WHAT TO WORK ON: Pull each line holding the word "format" from the data.
___ DATA ROWS
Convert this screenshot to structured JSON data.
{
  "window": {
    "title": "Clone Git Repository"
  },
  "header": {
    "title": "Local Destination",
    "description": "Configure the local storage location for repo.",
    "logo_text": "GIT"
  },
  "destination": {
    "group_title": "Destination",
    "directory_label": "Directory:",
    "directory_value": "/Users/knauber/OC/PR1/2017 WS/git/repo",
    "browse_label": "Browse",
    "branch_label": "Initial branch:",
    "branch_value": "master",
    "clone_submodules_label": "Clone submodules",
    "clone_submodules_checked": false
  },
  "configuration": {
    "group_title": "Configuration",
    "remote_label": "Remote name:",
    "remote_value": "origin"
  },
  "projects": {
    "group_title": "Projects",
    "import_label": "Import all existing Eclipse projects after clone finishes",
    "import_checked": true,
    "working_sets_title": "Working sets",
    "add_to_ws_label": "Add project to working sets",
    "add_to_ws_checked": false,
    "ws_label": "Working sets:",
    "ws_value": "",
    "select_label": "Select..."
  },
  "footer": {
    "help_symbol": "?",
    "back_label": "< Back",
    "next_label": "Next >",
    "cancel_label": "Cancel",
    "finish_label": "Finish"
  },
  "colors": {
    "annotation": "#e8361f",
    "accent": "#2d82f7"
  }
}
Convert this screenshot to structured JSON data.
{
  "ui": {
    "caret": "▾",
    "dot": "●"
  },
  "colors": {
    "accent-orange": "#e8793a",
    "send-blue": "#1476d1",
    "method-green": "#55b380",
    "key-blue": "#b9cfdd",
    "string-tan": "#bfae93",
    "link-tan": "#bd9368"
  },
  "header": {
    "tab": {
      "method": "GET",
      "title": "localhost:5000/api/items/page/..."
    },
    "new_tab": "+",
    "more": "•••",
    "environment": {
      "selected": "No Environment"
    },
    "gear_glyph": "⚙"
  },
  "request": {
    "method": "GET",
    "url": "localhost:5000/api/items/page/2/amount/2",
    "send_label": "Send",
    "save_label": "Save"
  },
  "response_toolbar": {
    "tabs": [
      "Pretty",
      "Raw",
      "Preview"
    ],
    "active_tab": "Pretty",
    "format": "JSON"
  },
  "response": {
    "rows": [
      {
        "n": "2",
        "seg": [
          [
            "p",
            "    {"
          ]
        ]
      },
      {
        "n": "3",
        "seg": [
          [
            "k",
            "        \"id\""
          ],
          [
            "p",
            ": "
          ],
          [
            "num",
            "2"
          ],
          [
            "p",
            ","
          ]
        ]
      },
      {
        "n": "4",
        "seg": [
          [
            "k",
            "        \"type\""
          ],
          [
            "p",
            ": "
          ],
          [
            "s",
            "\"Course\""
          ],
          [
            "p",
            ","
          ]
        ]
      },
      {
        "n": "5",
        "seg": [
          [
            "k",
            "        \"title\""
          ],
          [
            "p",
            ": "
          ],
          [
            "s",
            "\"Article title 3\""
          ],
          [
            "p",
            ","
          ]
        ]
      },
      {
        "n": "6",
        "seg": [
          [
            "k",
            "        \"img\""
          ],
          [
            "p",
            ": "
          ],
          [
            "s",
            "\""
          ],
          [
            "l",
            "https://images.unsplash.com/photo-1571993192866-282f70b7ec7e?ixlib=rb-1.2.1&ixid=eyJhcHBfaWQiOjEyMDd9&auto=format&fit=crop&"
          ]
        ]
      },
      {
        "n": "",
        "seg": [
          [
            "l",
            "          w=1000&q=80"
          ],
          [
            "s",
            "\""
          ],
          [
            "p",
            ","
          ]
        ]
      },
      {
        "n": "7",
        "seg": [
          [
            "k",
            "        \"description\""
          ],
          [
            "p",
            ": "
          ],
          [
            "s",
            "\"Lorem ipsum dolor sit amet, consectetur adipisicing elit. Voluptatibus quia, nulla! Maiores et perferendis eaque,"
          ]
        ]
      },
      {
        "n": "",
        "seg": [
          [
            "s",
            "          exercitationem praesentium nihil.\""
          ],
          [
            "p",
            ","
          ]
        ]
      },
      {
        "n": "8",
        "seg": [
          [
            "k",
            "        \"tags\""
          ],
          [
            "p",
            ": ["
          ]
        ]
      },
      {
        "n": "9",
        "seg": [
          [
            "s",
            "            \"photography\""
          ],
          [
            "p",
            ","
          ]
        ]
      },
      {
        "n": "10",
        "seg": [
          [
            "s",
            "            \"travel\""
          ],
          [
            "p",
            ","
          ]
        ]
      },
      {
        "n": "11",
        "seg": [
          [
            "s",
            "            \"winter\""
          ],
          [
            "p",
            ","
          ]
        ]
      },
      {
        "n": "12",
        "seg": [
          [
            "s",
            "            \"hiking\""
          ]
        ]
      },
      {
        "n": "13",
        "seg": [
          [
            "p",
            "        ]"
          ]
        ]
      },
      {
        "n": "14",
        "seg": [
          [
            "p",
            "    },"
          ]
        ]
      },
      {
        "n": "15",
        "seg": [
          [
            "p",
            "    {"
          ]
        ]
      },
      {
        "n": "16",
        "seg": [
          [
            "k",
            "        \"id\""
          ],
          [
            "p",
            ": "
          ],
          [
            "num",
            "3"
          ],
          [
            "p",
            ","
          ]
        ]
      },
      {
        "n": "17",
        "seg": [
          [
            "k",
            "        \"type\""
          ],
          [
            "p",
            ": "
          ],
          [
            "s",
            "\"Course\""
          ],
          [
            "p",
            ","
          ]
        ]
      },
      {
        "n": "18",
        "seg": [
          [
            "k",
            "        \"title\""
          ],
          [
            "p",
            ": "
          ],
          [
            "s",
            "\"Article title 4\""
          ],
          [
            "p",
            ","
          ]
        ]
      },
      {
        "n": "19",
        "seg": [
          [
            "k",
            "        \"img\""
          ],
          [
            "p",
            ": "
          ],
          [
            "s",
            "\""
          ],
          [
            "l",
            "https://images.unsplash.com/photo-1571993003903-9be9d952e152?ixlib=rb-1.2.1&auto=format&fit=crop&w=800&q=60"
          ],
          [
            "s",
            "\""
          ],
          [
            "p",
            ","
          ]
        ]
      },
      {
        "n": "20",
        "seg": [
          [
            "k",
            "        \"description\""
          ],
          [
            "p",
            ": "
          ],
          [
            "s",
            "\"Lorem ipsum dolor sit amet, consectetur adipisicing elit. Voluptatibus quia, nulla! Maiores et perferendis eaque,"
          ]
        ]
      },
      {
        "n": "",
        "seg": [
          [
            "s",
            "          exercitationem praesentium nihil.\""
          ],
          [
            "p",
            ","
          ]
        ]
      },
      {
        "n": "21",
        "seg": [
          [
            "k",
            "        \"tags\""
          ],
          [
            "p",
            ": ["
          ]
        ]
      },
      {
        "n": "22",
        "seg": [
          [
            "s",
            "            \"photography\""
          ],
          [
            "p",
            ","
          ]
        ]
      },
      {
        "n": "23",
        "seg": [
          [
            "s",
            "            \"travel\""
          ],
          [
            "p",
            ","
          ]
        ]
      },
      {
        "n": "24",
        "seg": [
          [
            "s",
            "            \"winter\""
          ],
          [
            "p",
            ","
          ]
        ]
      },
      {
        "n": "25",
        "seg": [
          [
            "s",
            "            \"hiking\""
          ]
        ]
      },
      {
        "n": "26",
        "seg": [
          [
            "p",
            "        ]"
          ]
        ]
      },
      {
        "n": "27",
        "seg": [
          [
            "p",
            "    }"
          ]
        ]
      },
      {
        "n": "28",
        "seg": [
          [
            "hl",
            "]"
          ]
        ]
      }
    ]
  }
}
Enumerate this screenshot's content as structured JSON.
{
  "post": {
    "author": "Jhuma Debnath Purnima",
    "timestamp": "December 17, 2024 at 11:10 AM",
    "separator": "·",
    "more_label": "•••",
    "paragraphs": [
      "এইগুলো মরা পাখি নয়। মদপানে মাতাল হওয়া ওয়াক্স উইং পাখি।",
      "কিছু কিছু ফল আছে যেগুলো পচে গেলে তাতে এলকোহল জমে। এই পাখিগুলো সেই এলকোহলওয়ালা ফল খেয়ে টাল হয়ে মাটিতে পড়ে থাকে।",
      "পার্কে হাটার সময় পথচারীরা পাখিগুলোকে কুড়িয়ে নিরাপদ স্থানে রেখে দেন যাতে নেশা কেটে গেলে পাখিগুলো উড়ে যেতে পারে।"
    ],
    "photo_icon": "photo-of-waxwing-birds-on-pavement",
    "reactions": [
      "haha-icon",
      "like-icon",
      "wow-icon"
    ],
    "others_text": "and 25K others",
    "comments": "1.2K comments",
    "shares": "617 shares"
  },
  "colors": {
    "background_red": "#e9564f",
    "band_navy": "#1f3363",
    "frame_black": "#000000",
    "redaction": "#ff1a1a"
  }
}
______
REPLY:
    "format": "JSON"
            "https://images.unsplash.com/photo-1571993192866-282f70b7ec7e?ixlib=rb-1.2.1&ixid=eyJhcHBfaWQiOjEyMDd9&auto=format&fit=crop&"
            "https://images.unsplash.com/photo-1571993003903-9be9d952e152?ixlib=rb-1.2.1&auto=format&fit=crop&w=800&q=60"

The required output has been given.